Collection entries:

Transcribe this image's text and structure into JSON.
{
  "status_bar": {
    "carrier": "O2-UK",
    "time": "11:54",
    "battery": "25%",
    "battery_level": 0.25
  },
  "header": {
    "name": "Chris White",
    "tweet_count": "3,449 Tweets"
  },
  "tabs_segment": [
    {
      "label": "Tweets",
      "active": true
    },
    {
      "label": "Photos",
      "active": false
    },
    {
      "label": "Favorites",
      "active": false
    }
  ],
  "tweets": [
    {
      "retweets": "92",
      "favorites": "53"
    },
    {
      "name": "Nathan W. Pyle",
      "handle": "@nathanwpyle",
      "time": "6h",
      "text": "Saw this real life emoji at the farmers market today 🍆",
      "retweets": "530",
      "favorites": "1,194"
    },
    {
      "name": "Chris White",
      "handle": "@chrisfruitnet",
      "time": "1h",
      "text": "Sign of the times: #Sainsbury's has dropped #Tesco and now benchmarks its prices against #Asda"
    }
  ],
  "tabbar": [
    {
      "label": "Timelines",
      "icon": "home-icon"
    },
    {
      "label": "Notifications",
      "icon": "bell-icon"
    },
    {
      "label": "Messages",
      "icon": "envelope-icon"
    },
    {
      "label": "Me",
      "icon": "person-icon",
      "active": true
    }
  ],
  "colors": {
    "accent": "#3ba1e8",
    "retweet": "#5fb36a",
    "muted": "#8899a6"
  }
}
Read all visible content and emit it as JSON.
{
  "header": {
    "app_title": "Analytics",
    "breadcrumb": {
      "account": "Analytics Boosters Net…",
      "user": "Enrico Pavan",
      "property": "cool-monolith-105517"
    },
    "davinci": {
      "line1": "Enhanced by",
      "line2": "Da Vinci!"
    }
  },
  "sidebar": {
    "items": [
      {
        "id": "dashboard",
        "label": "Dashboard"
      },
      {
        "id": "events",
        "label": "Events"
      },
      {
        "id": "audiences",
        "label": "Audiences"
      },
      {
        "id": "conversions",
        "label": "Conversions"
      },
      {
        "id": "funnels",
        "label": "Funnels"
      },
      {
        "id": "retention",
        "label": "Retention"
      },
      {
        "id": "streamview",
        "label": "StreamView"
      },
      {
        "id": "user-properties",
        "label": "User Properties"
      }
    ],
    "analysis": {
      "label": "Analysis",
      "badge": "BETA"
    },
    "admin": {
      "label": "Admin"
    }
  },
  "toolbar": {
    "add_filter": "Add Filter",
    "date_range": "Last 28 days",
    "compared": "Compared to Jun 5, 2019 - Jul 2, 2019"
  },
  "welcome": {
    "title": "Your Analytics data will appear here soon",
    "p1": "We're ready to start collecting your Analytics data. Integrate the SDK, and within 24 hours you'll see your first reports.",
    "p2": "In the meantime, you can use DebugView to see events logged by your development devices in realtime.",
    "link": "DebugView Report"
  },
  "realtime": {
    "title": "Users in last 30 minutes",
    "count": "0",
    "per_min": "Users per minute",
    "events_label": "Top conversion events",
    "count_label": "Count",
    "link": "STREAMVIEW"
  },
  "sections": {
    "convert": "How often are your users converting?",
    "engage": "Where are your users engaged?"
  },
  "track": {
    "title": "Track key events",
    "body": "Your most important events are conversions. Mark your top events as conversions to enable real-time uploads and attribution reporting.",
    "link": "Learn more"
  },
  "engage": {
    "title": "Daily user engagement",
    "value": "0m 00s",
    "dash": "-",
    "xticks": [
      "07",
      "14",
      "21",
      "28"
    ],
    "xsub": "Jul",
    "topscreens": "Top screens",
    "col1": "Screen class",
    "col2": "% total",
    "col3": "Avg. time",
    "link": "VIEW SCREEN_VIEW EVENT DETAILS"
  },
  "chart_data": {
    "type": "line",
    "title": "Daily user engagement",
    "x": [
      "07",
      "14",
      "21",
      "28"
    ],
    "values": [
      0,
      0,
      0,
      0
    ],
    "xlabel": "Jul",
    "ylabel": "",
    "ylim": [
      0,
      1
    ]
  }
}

WHAT IS REQUIRED.
Using the listing above, gather each line that holds the string "Analytics" and copy it.

EXERCISE OUTPUT.
    "app_title": "Analytics",
      "account": "Analytics Boosters Net…",
    "title": "Your Analytics data will appear here soon",
    "p1": "We're ready to start collecting your Analytics data. Integrate the SDK, and within 24 hours you'll see your first reports.",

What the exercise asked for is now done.